## GIVEN TASK:
Return all of the lines below exactly as they are.
○ ○ ○ ○
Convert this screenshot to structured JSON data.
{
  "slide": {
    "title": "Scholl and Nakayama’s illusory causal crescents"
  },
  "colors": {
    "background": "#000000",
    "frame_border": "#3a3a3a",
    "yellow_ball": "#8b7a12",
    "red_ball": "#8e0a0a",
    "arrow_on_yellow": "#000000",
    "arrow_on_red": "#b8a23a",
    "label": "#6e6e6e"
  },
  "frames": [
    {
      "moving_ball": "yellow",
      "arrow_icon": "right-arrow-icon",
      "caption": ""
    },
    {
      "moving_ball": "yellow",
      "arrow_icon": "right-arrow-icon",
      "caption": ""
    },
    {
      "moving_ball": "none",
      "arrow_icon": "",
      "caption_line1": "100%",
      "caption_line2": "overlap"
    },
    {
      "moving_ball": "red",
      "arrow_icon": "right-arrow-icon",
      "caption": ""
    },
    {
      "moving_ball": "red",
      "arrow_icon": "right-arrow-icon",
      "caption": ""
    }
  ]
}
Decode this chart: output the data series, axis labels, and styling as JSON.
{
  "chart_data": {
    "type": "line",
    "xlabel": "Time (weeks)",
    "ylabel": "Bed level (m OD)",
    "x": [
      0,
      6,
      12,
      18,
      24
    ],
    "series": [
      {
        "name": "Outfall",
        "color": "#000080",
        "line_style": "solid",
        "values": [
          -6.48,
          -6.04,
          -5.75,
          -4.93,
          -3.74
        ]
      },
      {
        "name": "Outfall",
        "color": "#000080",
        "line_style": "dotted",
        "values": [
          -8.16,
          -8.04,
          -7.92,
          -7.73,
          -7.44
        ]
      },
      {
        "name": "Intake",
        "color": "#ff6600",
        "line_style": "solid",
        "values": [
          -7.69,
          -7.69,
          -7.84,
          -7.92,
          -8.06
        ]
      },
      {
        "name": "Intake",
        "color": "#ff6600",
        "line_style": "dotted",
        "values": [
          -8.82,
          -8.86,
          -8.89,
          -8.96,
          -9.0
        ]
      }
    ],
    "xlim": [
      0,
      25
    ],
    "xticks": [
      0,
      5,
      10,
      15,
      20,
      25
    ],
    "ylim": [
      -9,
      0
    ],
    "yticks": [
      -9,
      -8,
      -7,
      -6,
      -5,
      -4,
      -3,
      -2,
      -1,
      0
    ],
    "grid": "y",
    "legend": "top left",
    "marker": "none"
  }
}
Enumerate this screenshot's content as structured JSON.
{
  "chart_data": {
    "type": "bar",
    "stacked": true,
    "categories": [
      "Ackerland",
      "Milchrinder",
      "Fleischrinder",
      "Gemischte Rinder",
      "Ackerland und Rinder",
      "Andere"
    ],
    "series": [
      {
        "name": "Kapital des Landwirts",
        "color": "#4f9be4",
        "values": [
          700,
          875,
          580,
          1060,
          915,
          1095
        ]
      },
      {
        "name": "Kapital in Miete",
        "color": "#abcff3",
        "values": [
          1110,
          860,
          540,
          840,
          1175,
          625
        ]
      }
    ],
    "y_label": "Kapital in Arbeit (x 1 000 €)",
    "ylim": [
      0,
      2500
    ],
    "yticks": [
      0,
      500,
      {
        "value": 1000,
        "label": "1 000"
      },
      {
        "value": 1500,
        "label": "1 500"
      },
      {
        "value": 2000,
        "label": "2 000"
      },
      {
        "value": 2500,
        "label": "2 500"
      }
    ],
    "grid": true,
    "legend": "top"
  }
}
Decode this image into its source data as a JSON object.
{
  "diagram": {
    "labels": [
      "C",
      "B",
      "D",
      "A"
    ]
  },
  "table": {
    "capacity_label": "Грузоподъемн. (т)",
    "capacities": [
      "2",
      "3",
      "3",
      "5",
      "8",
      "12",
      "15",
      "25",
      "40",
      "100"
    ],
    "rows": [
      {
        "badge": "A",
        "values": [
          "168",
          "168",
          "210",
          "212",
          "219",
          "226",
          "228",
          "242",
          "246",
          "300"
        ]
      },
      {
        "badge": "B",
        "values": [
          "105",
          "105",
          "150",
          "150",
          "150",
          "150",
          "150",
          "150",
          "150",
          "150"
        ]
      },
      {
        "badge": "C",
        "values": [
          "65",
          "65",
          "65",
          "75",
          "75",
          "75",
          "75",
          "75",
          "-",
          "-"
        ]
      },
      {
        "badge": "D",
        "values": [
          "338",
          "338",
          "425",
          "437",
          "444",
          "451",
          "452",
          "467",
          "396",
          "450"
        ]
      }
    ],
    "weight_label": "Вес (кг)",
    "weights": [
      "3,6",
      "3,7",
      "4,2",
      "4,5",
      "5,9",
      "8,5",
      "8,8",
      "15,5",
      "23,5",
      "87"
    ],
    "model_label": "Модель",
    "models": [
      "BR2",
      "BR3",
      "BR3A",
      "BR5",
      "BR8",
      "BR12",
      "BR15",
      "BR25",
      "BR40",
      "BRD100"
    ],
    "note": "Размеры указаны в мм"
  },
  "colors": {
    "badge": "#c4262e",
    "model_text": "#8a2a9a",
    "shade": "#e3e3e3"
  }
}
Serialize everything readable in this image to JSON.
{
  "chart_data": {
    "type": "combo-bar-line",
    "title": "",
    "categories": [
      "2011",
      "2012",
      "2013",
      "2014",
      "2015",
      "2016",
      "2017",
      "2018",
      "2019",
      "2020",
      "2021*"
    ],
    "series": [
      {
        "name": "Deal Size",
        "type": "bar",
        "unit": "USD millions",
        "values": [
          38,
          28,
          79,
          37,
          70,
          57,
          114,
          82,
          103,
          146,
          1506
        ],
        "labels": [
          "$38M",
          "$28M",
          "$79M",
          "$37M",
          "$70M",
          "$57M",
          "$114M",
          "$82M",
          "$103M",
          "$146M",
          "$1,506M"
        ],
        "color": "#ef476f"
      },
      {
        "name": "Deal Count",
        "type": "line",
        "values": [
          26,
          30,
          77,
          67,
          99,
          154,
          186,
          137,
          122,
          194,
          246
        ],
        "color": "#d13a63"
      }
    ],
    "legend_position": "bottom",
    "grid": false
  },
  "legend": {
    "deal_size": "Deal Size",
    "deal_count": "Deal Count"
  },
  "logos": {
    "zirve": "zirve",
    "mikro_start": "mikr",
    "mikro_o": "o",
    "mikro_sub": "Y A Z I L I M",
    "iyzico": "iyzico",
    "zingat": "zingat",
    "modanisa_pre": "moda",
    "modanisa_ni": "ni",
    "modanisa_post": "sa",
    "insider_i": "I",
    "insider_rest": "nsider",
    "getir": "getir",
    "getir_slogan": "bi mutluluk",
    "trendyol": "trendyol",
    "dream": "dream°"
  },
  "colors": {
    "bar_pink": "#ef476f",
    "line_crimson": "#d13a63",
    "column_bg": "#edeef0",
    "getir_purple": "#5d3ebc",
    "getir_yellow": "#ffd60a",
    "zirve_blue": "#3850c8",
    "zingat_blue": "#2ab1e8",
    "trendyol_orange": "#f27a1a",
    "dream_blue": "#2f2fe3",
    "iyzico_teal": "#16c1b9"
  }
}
○ ○ ○ ○
## EXERCISE RESULT:
Convert this screenshot to structured JSON data.
{
  "slide": {
    "title": "Scholl and Nakayama’s illusory causal crescents"
  },
  "colors": {
    "background": "#000000",
    "frame_border": "#3a3a3a",
    "yellow_ball": "#8b7a12",
    "red_ball": "#8e0a0a",
    "arrow_on_yellow": "#000000",
    "arrow_on_red": "#b8a23a",
    "label": "#6e6e6e"
  },
  "frames": [
    {
      "moving_ball": "yellow",
      "arrow_icon": "right-arrow-icon",
      "caption": ""
    },
    {
      "moving_ball": "yellow",
      "arrow_icon": "right-arrow-icon",
      "caption": ""
    },
    {
      "moving_ball": "none",
      "arrow_icon": "",
      "caption_line1": "100%",
      "caption_line2": "overlap"
    },
    {
      "moving_ball": "red",
      "arrow_icon": "right-arrow-icon",
      "caption": ""
    },
    {
      "moving_ball": "red",
      "arrow_icon": "right-arrow-icon",
      "caption": ""
    }
  ]
}
Decode this chart: output the data series, axis labels, and styling as JSON.
{
  "chart_data": {
    "type": "line",
    "xlabel": "Time (weeks)",
    "ylabel": "Bed level (m OD)",
    "x": [
      0,
      6,
      12,
      18,
      24
    ],
    "series": [
      {
        "name": "Outfall",
        "color": "#000080",
        "line_style": "solid",
        "values": [
          -6.48,
          -6.04,
          -5.75,
          -4.93,
          -3.74
        ]
      },
      {
        "name": "Outfall",
        "color": "#000080",
        "line_style": "dotted",
        "values": [
          -8.16,
          -8.04,
          -7.92,
          -7.73,
          -7.44
        ]
      },
      {
        "name": "Intake",
        "color": "#ff6600",
        "line_style": "solid",
        "values": [
          -7.69,
          -7.69,
          -7.84,
          -7.92,
          -8.06
        ]
      },
      {
        "name": "Intake",
        "color": "#ff6600",
        "line_style": "dotted",
        "values": [
          -8.82,
          -8.86,
          -8.89,
          -8.96,
          -9.0
        ]
      }
    ],
    "xlim": [
      0,
      25
    ],
    "xticks": [
      0,
      5,
      10,
      15,
      20,
      25
    ],
    "ylim": [
      -9,
      0
    ],
    "yticks": [
      -9,
      -8,
      -7,
      -6,
      -5,
      -4,
      -3,
      -2,
      -1,
      0
    ],
    "grid": "y",
    "legend": "top left",
    "marker": "none"
  }
}
Enumerate this screenshot's content as structured JSON.
{
  "chart_data": {
    "type": "bar",
    "stacked": true,
    "categories": [
      "Ackerland",
      "Milchrinder",
      "Fleischrinder",
      "Gemischte Rinder",
      "Ackerland und Rinder",
      "Andere"
    ],
    "series": [
      {
        "name": "Kapital des Landwirts",
        "color": "#4f9be4",
        "values": [
          700,
          875,
          580,
          1060,
          915,
          1095
        ]
      },
      {
        "name": "Kapital in Miete",
        "color": "#abcff3",
        "values": [
          1110,
          860,
          540,
          840,
          1175,
          625
        ]
      }
    ],
    "y_label": "Kapital in Arbeit (x 1 000 €)",
    "ylim": [
      0,
      2500
    ],
    "yticks": [
      0,
      500,
      {
        "value": 1000,
        "label": "1 000"
      },
      {
        "value": 1500,
        "label": "1 500"
      },
      {
        "value": 2000,
        "label": "2 000"
      },
      {
        "value": 2500,
        "label": "2 500"
      }
    ],
    "grid": true,
    "legend": "top"
  }
}
Decode this image into its source data as a JSON object.
{
  "diagram": {
    "labels": [
      "C",
      "B",
      "D",
      "A"
    ]
  },
  "table": {
    "capacity_label": "Грузоподъемн. (т)",
    "capacities": [
      "2",
      "3",
      "3",
      "5",
      "8",
      "12",
      "15",
      "25",
      "40",
      "100"
    ],
    "rows": [
      {
        "badge": "A",
        "values": [
          "168",
          "168",
          "210",
          "212",
          "219",
          "226",
          "228",
          "242",
          "246",
          "300"
        ]
      },
      {
        "badge": "B",
        "values": [
          "105",
          "105",
          "150",
          "150",
          "150",
          "150",
          "150",
          "150",
          "150",
          "150"
        ]
      },
      {
        "badge": "C",
        "values": [
          "65",
          "65",
          "65",
          "75",
          "75",
          "75",
          "75",
          "75",
          "-",
          "-"
        ]
      },
      {
        "badge": "D",
        "values": [
          "338",
          "338",
          "425",
          "437",
          "444",
          "451",
          "452",
          "467",
          "396",
          "450"
        ]
      }
    ],
    "weight_label": "Вес (кг)",
    "weights": [
      "3,6",
      "3,7",
      "4,2",
      "4,5",
      "5,9",
      "8,5",
      "8,8",
      "15,5",
      "23,5",
      "87"
    ],
    "model_label": "Модель",
    "models": [
      "BR2",
      "BR3",
      "BR3A",
      "BR5",
      "BR8",
      "BR12",
      "BR15",
      "BR25",
      "BR40",
      "BRD100"
    ],
    "note": "Размеры указаны в мм"
  },
  "colors": {
    "badge": "#c4262e",
    "model_text": "#8a2a9a",
    "shade": "#e3e3e3"
  }
}
Serialize everything readable in this image to JSON.
{
  "chart_data": {
    "type": "combo-bar-line",
    "title": "",
    "categories": [
      "2011",
      "2012",
      "2013",
      "2014",
      "2015",
      "2016",
      "2017",
      "2018",
      "2019",
      "2020",
      "2021*"
    ],
    "series": [
      {
        "name": "Deal Size",
        "type": "bar",
        "unit": "USD millions",
        "values": [
          38,
          28,
          79,
          37,
          70,
          57,
          114,
          82,
          103,
          146,
          1506
        ],
        "labels": [
          "$38M",
          "$28M",
          "$79M",
          "$37M",
          "$70M",
          "$57M",
          "$114M",
          "$82M",
          "$103M",
          "$146M",
          "$1,506M"
        ],
        "color": "#ef476f"
      },
      {
        "name": "Deal Count",
        "type": "line",
        "values": [
          26,
          30,
          77,
          67,
          99,
          154,
          186,
          137,
          122,
          194,
          246
        ],
        "color": "#d13a63"
      }
    ],
    "legend_position": "bottom",
    "grid": false
  },
  "legend": {
    "deal_size": "Deal Size",
    "deal_count": "Deal Count"
  },
  "logos": {
    "zirve": "zirve",
    "mikro_start": "mikr",
    "mikro_o": "o",
    "mikro_sub": "Y A Z I L I M",
    "iyzico": "iyzico",
    "zingat": "zingat",
    "modanisa_pre": "moda",
    "modanisa_ni": "ni",
    "modanisa_post": "sa",
    "insider_i": "I",
    "insider_rest": "nsider",
    "getir": "getir",
    "getir_slogan": "bi mutluluk",
    "trendyol": "trendyol",
    "dream": "dream°"
  },
  "colors": {
    "bar_pink": "#ef476f",
    "line_crimson": "#d13a63",
    "column_bg": "#edeef0",
    "getir_purple": "#5d3ebc",
    "getir_yellow": "#ffd60a",
    "zirve_blue": "#3850c8",
    "zingat_blue": "#2ab1e8",
    "trendyol_orange": "#f27a1a",
    "dream_blue": "#2f2fe3",
    "iyzico_teal": "#16c1b9"
  }
}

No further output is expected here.